Copy out the records precisely, omitting pictures.

- _Data provided_:
[start]

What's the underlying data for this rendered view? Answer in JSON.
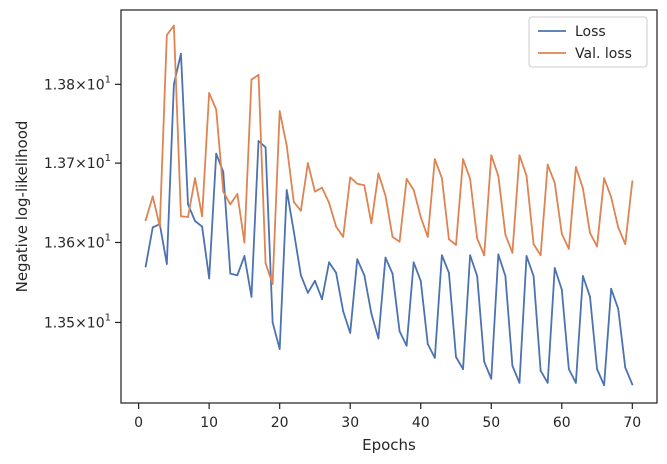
{
  "chart_data": {
    "type": "line",
    "xlabel": "Epochs",
    "ylabel": "Negative log-likelihood",
    "xlim": [
      -2.5,
      73.5
    ],
    "ylim": [
      13.4,
      13.895
    ],
    "y_scale": "log",
    "grid": false,
    "legend_position": "top-right",
    "x_ticks": [
      {
        "value": 0,
        "label": "0"
      },
      {
        "value": 10,
        "label": "10"
      },
      {
        "value": 20,
        "label": "20"
      },
      {
        "value": 30,
        "label": "30"
      },
      {
        "value": 40,
        "label": "40"
      },
      {
        "value": 50,
        "label": "50"
      },
      {
        "value": 60,
        "label": "60"
      },
      {
        "value": 70,
        "label": "70"
      }
    ],
    "y_ticks": [
      {
        "value": 13.5,
        "mantissa": "1.35",
        "base": "10",
        "exp": "1"
      },
      {
        "value": 13.6,
        "mantissa": "1.36",
        "base": "10",
        "exp": "1"
      },
      {
        "value": 13.7,
        "mantissa": "1.37",
        "base": "10",
        "exp": "1"
      },
      {
        "value": 13.8,
        "mantissa": "1.38",
        "base": "10",
        "exp": "1"
      }
    ],
    "x": [
      1,
      2,
      3,
      4,
      5,
      6,
      7,
      8,
      9,
      10,
      11,
      12,
      13,
      14,
      15,
      16,
      17,
      18,
      19,
      20,
      21,
      22,
      23,
      24,
      25,
      26,
      27,
      28,
      29,
      30,
      31,
      32,
      33,
      34,
      35,
      36,
      37,
      38,
      39,
      40,
      41,
      42,
      43,
      44,
      45,
      46,
      47,
      48,
      49,
      50,
      51,
      52,
      53,
      54,
      55,
      56,
      57,
      58,
      59,
      60,
      61,
      62,
      63,
      64,
      65,
      66,
      67,
      68,
      69,
      70
    ],
    "series": [
      {
        "name": "Loss",
        "color": "#4c72b0",
        "values": [
          13.57,
          13.619,
          13.623,
          13.573,
          13.8,
          13.839,
          13.648,
          13.627,
          13.62,
          13.555,
          13.712,
          13.689,
          13.561,
          13.559,
          13.583,
          13.532,
          13.728,
          13.72,
          13.5,
          13.467,
          13.666,
          13.614,
          13.559,
          13.537,
          13.552,
          13.529,
          13.575,
          13.562,
          13.514,
          13.487,
          13.579,
          13.559,
          13.511,
          13.48,
          13.581,
          13.561,
          13.489,
          13.471,
          13.575,
          13.552,
          13.473,
          13.456,
          13.584,
          13.562,
          13.457,
          13.442,
          13.584,
          13.558,
          13.451,
          13.43,
          13.585,
          13.558,
          13.446,
          13.425,
          13.583,
          13.558,
          13.44,
          13.425,
          13.568,
          13.541,
          13.442,
          13.425,
          13.558,
          13.532,
          13.442,
          13.422,
          13.542,
          13.517,
          13.444,
          13.423
        ]
      },
      {
        "name": "Val. loss",
        "color": "#dd8452",
        "values": [
          13.628,
          13.658,
          13.62,
          13.863,
          13.875,
          13.633,
          13.632,
          13.681,
          13.633,
          13.789,
          13.768,
          13.664,
          13.648,
          13.661,
          13.6,
          13.806,
          13.812,
          13.574,
          13.548,
          13.766,
          13.722,
          13.651,
          13.64,
          13.7,
          13.664,
          13.669,
          13.65,
          13.62,
          13.607,
          13.682,
          13.674,
          13.672,
          13.624,
          13.687,
          13.659,
          13.607,
          13.601,
          13.68,
          13.666,
          13.632,
          13.607,
          13.705,
          13.681,
          13.604,
          13.597,
          13.705,
          13.68,
          13.605,
          13.584,
          13.71,
          13.684,
          13.61,
          13.587,
          13.71,
          13.684,
          13.598,
          13.584,
          13.698,
          13.675,
          13.611,
          13.592,
          13.695,
          13.668,
          13.612,
          13.595,
          13.681,
          13.657,
          13.619,
          13.598,
          13.677
        ]
      }
    ]
  }
}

[end]

- _Solution for this problem_:
What's the underlying data for this rendered view? Answer in JSON.
{
  "chart_data": {
    "type": "line",
    "xlabel": "Epochs",
    "ylabel": "Negative log-likelihood",
    "xlim": [
      -2.5,
      73.5
    ],
    "ylim": [
      13.4,
      13.895
    ],
    "y_scale": "log",
    "grid": false,
    "legend_position": "top-right",
    "x_ticks": [
      {
        "value": 0,
        "label": "0"
      },
      {
        "value": 10,
        "label": "10"
      },
      {
        "value": 20,
        "label": "20"
      },
      {
        "value": 30,
        "label": "30"
      },
      {
        "value": 40,
        "label": "40"
      },
      {
        "value": 50,
        "label": "50"
      },
      {
        "value": 60,
        "label": "60"
      },
      {
        "value": 70,
        "label": "70"
      }
    ],
    "y_ticks": [
      {
        "value": 13.5,
        "mantissa": "1.35",
        "base": "10",
        "exp": "1"
      },
      {
        "value": 13.6,
        "mantissa": "1.36",
        "base": "10",
        "exp": "1"
      },
      {
        "value": 13.7,
        "mantissa": "1.37",
        "base": "10",
        "exp": "1"
      },
      {
        "value": 13.8,
        "mantissa": "1.38",
        "base": "10",
        "exp": "1"
      }
    ],
    "x": [
      1,
      2,
      3,
      4,
      5,
      6,
      7,
      8,
      9,
      10,
      11,
      12,
      13,
      14,
      15,
      16,
      17,
      18,
      19,
      20,
      21,
      22,
      23,
      24,
      25,
      26,
      27,
      28,
      29,
      30,
      31,
      32,
      33,
      34,
      35,
      36,
      37,
      38,
      39,
      40,
      41,
      42,
      43,
      44,
      45,
      46,
      47,
      48,
      49,
      50,
      51,
      52,
      53,
      54,
      55,
      56,
      57,
      58,
      59,
      60,
      61,
      62,
      63,
      64,
      65,
      66,
      67,
      68,
      69,
      70
    ],
    "series": [
      {
        "name": "Loss",
        "color": "#4c72b0",
        "values": [
          13.57,
          13.619,
          13.623,
          13.573,
          13.8,
          13.839,
          13.648,
          13.627,
          13.62,
          13.555,
          13.712,
          13.689,
          13.561,
          13.559,
          13.583,
          13.532,
          13.728,
          13.72,
          13.5,
          13.467,
          13.666,
          13.614,
          13.559,
          13.537,
          13.552,
          13.529,
          13.575,
          13.562,
          13.514,
          13.487,
          13.579,
          13.559,
          13.511,
          13.48,
          13.581,
          13.561,
          13.489,
          13.471,
          13.575,
          13.552,
          13.473,
          13.456,
          13.584,
          13.562,
          13.457,
          13.442,
          13.584,
          13.558,
          13.451,
          13.43,
          13.585,
          13.558,
          13.446,
          13.425,
          13.583,
          13.558,
          13.44,
          13.425,
          13.568,
          13.541,
          13.442,
          13.425,
          13.558,
          13.532,
          13.442,
          13.422,
          13.542,
          13.517,
          13.444,
          13.423
        ]
      },
      {
        "name": "Val. loss",
        "color": "#dd8452",
        "values": [
          13.628,
          13.658,
          13.62,
          13.863,
          13.875,
          13.633,
          13.632,
          13.681,
          13.633,
          13.789,
          13.768,
          13.664,
          13.648,
          13.661,
          13.6,
          13.806,
          13.812,
          13.574,
          13.548,
          13.766,
          13.722,
          13.651,
          13.64,
          13.7,
          13.664,
          13.669,
          13.65,
          13.62,
          13.607,
          13.682,
          13.674,
          13.672,
          13.624,
          13.687,
          13.659,
          13.607,
          13.601,
          13.68,
          13.666,
          13.632,
          13.607,
          13.705,
          13.681,
          13.604,
          13.597,
          13.705,
          13.68,
          13.605,
          13.584,
          13.71,
          13.684,
          13.61,
          13.587,
          13.71,
          13.684,
          13.598,
          13.584,
          13.698,
          13.675,
          13.611,
          13.592,
          13.695,
          13.668,
          13.612,
          13.595,
          13.681,
          13.657,
          13.619,
          13.598,
          13.677
        ]
      }
    ]
  }
}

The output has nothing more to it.